→ Given text
----------------
ISO / TC 37 / SC 2 / WG 1 N 87

MS Word Version of E-mail:

 

From: Infoman Inc. [mailto:mpereira@istar.ca]

Sent: August 9, 2001 10:03 PM

To: John Clews

Cc: Helen Hutcheson

Subject: IT-enablement and Language Codes

Importance: High

 

Note: John & Helen SVP feel free to pass on this e-mail and attachments to anyone in TC37 (or others who might be interested in these issues and their solutions)

 

John,

 

I have had a chance to scan through TC37/SC2/WG1 documentation re language coding systems, lack of consistency in names of languages among 639-1 & 639-1, language group codings, linkage of language codes and territorial mappings including "jurisdictions", etc. From an Open-edi, e-commerce, e-business, etc. there are similar issues albeit from a different perspective.
----------------
→ Records for this task
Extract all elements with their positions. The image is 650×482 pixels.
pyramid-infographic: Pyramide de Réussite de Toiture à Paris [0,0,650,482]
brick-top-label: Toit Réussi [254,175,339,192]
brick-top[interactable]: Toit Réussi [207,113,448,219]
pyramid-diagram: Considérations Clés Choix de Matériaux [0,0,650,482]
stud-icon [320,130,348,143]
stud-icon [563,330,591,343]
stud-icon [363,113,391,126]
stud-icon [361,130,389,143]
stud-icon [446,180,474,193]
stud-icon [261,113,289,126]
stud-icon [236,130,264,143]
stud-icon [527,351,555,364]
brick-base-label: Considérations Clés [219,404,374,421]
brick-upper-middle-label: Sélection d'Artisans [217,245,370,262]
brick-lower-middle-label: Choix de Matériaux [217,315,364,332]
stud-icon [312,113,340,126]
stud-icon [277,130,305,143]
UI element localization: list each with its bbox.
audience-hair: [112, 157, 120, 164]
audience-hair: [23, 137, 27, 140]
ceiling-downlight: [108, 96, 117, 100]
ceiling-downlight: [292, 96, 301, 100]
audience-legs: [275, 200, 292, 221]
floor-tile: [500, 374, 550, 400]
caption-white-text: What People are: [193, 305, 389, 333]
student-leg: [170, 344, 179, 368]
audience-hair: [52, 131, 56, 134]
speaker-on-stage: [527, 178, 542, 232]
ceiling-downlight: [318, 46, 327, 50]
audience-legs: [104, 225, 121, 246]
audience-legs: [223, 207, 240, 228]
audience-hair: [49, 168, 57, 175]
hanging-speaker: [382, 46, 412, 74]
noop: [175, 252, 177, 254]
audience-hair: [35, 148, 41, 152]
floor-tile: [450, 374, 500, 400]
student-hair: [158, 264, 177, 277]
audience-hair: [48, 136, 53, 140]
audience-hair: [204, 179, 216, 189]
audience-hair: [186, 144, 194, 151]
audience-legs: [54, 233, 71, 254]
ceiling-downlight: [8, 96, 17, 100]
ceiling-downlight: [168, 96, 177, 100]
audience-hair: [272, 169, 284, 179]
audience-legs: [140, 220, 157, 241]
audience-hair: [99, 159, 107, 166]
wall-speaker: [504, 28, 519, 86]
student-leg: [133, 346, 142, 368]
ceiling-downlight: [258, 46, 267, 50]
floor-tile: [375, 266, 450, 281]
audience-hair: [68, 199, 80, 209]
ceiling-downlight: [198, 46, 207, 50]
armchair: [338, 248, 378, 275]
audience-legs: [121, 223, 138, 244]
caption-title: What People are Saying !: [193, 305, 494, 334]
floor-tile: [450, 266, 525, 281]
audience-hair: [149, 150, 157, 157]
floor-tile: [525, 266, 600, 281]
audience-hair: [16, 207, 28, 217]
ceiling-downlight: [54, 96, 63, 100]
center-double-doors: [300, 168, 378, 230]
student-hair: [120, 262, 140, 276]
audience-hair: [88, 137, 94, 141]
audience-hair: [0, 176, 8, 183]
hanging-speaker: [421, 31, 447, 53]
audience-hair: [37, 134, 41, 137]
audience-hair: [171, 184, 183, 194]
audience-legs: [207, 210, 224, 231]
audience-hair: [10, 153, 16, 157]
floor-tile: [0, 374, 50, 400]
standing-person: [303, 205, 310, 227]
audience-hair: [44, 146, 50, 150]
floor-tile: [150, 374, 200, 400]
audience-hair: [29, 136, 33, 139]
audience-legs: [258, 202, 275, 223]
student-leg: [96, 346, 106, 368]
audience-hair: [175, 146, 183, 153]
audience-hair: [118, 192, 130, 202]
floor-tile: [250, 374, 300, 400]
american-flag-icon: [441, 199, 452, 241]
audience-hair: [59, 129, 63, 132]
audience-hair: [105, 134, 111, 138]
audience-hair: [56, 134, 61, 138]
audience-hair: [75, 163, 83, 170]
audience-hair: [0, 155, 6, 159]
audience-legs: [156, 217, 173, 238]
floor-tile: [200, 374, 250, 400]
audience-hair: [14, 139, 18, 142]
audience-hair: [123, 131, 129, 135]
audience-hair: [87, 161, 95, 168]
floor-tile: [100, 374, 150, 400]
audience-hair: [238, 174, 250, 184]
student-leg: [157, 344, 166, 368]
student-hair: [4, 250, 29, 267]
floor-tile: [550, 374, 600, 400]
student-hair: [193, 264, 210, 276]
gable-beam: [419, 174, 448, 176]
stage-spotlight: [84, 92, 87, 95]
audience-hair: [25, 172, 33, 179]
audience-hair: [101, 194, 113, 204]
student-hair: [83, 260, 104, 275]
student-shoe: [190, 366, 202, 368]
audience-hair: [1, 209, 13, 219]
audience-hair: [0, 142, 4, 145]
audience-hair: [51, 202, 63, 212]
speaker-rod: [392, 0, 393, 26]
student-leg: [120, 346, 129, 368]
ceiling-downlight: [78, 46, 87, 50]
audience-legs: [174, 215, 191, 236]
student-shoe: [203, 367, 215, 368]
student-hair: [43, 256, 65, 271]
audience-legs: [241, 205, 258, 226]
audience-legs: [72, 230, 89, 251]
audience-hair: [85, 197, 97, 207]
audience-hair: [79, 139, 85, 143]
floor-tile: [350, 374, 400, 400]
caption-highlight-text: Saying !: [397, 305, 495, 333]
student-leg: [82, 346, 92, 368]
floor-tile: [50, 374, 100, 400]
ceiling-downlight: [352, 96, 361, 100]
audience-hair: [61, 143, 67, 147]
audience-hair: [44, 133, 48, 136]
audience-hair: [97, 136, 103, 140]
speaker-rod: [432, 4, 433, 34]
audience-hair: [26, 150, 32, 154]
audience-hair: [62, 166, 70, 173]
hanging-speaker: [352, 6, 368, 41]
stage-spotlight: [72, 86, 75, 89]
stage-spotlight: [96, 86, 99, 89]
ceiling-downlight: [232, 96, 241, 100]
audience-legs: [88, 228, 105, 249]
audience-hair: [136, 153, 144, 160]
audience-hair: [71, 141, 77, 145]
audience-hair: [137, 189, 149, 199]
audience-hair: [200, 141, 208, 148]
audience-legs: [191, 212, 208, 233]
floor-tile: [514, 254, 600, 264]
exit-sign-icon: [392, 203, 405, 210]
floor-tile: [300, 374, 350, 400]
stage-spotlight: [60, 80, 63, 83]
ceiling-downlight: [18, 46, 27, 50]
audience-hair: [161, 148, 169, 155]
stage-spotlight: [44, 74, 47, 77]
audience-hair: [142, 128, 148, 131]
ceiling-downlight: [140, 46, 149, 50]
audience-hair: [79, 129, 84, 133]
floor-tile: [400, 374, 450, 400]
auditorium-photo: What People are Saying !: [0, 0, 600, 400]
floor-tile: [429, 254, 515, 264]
----------------
→ The tasks
a) From the language codes e-mail, print the passage starting at "I have had a" and ending at "a different perspective.".
b) Identify each line of the entries that contains the string "caption", treating uppercase and lowercase as different, and copy those lines.

→ Results for each task
a)
I have had a chance to scan through TC37/SC2/WG1 documentation re language coding systems, lack of consistency in names of languages among 639-1 & 639-1, language group codings, linkage of language codes and territorial mappings including "jurisdictions", etc. From an Open-edi, e-commerce, e-business, etc. there are similar issues albeit from a different perspective.

b)
caption-white-text: What People are: [193, 305, 389, 333]
caption-title: What People are Saying !: [193, 305, 494, 334]
caption-highlight-text: Saying !: [397, 305, 495, 333]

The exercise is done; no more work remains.